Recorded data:
-=-=-=-=-
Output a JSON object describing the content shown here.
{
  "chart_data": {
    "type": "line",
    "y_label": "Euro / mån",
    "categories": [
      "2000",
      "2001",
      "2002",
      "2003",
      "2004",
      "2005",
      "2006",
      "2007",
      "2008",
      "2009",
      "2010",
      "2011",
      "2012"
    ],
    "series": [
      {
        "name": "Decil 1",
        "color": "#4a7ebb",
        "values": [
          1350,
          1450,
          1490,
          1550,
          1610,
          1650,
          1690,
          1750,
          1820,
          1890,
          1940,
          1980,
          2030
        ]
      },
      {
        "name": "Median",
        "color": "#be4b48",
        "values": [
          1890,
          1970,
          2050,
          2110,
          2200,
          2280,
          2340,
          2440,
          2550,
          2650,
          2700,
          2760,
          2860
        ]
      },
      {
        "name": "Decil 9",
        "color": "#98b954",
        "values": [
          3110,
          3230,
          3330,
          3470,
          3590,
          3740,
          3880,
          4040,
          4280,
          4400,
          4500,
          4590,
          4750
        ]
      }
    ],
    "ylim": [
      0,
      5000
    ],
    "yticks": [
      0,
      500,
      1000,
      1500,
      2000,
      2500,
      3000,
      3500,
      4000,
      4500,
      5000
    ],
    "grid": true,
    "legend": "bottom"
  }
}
-=-=-=-=-
WHAT TO DO: Scan the material above for the string "name" and report each line where you find it.

FULL OUTPUT:
        "name": "Decil 1",
        "name": "Median",
        "name": "Decil 9",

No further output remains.